[Saved data entries]
--------------------

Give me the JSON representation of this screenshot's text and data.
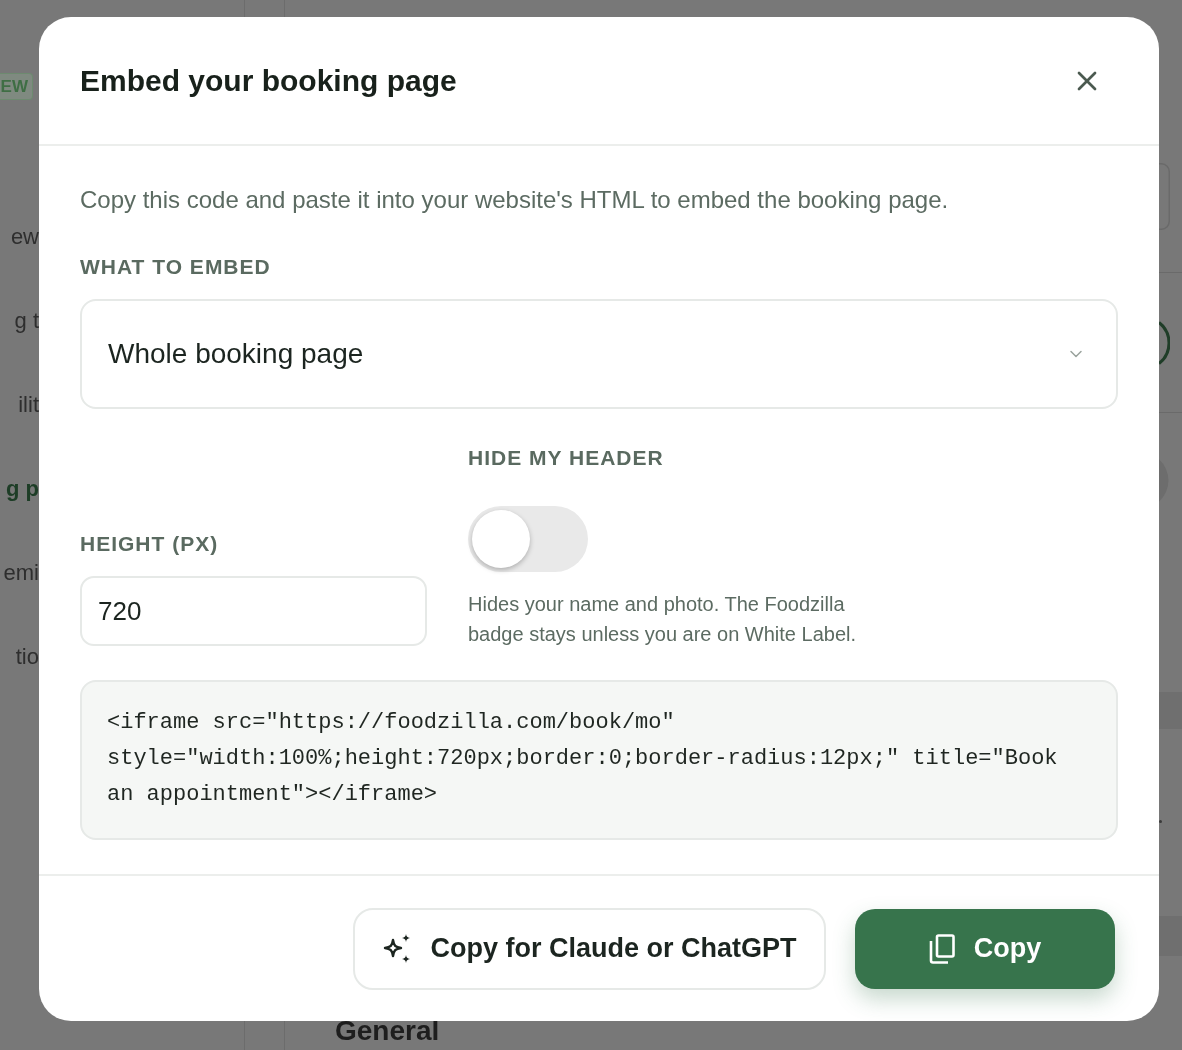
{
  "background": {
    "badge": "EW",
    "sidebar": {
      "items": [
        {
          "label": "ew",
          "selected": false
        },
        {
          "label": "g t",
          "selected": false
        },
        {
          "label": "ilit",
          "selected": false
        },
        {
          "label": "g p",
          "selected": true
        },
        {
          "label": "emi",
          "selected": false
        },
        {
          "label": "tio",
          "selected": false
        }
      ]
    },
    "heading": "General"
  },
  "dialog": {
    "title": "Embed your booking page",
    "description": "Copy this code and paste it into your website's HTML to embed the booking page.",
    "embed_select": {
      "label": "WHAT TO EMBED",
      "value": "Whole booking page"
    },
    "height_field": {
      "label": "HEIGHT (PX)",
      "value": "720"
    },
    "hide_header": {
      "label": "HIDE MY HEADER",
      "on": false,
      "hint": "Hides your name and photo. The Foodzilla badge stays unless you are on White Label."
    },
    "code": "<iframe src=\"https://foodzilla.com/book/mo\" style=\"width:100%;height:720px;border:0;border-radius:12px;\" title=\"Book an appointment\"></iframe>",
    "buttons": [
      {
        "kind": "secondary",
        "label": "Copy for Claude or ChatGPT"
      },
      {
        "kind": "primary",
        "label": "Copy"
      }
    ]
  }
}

--------------------

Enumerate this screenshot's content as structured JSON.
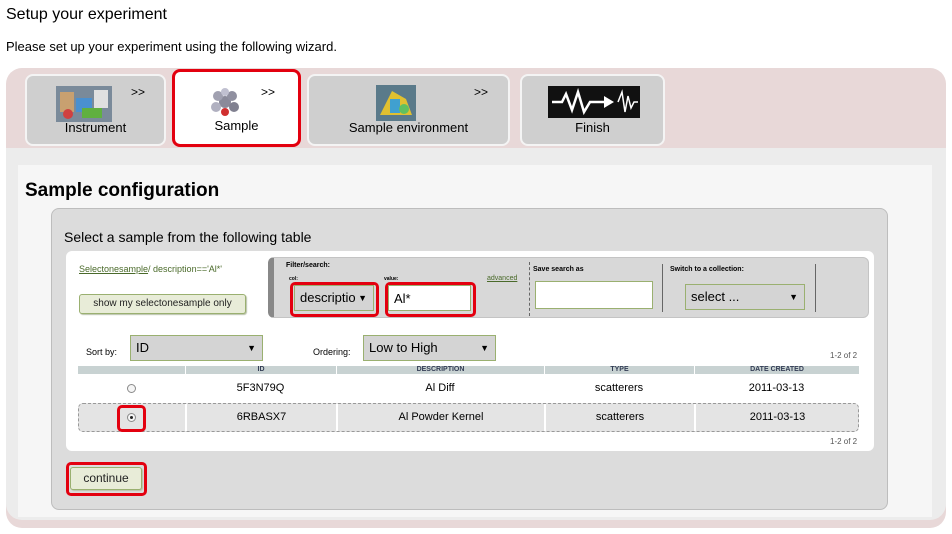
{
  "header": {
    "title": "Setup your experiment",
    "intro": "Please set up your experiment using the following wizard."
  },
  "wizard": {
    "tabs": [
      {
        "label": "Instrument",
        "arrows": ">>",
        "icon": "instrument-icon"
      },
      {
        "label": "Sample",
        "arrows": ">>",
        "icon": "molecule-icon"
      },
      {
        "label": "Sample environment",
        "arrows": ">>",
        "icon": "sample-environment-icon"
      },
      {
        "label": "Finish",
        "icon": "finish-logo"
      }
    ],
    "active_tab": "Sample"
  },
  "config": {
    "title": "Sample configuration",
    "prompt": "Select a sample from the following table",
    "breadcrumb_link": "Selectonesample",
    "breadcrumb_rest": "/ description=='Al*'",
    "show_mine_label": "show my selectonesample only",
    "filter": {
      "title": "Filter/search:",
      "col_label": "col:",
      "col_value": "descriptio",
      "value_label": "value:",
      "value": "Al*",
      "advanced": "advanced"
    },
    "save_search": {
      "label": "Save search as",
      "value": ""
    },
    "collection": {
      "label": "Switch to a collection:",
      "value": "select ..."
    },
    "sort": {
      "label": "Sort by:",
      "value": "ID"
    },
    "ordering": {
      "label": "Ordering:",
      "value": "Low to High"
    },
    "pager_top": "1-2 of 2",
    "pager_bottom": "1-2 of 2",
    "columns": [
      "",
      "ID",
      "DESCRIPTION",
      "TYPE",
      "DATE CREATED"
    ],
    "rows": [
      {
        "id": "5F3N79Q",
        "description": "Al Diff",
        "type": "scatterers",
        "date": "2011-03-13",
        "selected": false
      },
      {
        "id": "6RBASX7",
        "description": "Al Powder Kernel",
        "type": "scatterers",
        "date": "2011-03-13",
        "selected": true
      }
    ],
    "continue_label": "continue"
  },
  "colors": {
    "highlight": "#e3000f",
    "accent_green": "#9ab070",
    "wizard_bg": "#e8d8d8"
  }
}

--------------------

Problem: From the records above, copy every line that holds the word "badge".

Output below:
    "badge": "EW",
      "hint": "Hides your name and photo. The Foodzilla badge stays unless you are on White Label."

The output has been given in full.